Track down every line below that holds "screenshot" and copy it.

Given records:
※ ※ ※
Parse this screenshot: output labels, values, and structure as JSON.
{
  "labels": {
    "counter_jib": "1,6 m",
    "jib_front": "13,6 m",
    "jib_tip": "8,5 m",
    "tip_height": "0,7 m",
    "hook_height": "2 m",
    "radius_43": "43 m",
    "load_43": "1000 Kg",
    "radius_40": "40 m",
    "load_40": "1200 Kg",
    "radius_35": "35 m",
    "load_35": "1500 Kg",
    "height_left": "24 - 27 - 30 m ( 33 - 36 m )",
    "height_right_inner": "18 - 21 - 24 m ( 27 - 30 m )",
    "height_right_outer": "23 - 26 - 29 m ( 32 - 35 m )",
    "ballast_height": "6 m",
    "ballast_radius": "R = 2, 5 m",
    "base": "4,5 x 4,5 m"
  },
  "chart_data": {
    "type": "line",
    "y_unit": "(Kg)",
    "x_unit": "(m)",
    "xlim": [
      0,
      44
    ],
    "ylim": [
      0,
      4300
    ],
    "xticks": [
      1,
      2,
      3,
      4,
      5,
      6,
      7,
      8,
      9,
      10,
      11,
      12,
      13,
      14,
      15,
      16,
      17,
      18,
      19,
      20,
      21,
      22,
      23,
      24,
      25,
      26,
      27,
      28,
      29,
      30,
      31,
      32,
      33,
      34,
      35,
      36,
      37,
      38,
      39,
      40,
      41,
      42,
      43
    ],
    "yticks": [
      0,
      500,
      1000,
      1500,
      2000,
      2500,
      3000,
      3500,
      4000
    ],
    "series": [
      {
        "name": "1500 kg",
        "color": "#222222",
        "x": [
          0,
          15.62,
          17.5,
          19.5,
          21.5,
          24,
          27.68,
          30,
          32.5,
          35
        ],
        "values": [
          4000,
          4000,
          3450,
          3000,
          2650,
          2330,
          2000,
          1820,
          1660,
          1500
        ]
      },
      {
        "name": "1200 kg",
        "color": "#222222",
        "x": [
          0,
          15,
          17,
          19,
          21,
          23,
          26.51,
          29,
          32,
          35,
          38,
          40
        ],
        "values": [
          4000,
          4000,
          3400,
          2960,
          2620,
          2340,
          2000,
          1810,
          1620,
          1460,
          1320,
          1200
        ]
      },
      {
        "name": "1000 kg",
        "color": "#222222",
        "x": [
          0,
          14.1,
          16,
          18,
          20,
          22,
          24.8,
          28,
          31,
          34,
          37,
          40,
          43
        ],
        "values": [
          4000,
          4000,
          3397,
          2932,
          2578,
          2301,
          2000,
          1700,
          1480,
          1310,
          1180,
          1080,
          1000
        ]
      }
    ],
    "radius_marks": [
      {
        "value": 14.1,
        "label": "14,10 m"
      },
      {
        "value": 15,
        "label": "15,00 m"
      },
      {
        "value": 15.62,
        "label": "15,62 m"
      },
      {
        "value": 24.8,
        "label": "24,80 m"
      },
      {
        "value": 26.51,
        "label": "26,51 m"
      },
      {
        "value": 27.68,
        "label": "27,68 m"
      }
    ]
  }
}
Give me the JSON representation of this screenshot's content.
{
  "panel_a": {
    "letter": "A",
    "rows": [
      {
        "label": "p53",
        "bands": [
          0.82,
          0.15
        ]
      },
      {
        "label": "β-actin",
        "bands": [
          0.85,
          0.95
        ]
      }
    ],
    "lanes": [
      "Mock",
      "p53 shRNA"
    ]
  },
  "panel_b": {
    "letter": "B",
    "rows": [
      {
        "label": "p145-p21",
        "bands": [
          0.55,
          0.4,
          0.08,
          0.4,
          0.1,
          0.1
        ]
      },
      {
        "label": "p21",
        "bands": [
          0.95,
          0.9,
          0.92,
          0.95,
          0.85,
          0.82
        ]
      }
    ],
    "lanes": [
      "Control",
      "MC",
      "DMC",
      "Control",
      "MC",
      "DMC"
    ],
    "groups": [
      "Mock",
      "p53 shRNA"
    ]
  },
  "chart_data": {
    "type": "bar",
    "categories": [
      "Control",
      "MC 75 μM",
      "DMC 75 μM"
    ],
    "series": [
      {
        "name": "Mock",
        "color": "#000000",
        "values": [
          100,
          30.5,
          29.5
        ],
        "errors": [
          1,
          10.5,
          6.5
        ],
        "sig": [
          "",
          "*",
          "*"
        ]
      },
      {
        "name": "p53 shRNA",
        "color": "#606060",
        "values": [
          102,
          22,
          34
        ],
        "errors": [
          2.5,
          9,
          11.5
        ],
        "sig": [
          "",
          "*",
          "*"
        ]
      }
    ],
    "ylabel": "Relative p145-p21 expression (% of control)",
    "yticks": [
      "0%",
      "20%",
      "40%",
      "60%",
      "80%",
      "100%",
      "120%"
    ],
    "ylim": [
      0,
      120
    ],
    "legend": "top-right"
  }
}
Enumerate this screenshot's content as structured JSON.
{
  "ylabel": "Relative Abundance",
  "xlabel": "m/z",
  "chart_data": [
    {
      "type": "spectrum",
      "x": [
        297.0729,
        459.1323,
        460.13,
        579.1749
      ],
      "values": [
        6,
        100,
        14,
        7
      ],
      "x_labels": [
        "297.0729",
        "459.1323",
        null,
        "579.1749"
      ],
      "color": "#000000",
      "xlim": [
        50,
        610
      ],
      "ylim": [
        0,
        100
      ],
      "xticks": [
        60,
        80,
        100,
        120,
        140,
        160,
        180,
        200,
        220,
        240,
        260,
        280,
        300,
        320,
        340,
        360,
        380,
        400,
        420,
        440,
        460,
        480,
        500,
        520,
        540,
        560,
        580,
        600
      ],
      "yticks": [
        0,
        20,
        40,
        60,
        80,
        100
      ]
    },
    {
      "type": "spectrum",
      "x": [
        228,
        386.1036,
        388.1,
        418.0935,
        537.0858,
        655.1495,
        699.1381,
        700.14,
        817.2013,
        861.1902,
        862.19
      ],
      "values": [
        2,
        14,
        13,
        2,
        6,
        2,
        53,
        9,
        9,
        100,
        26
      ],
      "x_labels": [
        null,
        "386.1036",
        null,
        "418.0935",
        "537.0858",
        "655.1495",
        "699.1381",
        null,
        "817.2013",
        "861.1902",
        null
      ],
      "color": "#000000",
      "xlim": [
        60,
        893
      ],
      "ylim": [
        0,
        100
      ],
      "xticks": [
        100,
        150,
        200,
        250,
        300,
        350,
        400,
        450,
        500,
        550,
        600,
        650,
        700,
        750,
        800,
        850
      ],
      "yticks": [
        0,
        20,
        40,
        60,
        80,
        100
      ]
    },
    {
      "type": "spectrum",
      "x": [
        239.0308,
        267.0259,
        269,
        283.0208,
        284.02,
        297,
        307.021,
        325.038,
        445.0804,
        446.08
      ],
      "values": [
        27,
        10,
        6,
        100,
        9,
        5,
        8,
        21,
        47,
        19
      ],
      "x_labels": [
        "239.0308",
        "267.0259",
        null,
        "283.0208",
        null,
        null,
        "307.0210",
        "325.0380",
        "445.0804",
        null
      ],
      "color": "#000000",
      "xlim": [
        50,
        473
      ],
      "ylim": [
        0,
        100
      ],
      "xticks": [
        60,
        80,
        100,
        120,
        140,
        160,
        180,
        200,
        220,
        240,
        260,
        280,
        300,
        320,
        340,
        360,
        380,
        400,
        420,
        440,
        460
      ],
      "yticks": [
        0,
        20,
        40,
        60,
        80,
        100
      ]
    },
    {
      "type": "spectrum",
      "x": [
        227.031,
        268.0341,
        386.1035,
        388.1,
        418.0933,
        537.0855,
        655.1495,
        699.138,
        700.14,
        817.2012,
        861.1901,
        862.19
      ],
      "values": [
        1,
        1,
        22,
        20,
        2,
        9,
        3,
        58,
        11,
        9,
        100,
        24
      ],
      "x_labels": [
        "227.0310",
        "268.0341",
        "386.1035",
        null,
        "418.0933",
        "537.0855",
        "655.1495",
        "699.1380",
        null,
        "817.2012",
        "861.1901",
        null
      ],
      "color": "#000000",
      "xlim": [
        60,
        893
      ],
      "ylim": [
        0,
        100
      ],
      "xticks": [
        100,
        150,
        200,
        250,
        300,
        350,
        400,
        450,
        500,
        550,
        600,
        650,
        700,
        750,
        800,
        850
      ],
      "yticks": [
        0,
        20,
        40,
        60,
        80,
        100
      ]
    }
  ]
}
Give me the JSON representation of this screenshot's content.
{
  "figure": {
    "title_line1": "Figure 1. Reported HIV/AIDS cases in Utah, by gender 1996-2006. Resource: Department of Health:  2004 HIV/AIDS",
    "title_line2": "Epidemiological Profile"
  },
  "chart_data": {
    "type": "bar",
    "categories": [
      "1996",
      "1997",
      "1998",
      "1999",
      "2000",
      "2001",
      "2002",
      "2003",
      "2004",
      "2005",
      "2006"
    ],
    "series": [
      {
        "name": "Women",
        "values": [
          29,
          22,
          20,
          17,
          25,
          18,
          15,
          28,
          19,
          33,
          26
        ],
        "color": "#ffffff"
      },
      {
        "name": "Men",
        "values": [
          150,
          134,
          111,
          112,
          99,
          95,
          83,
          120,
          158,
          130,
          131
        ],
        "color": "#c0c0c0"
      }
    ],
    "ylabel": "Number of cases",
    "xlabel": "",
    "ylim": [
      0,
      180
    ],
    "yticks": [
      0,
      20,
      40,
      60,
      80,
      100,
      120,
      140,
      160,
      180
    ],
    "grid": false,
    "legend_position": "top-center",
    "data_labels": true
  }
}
※ ※ ※
Exercise answer:
Parse this screenshot: output labels, values, and structure as JSON.
Give me the JSON representation of this screenshot's content.
Enumerate this screenshot's content as structured JSON.
Give me the JSON representation of this screenshot's content.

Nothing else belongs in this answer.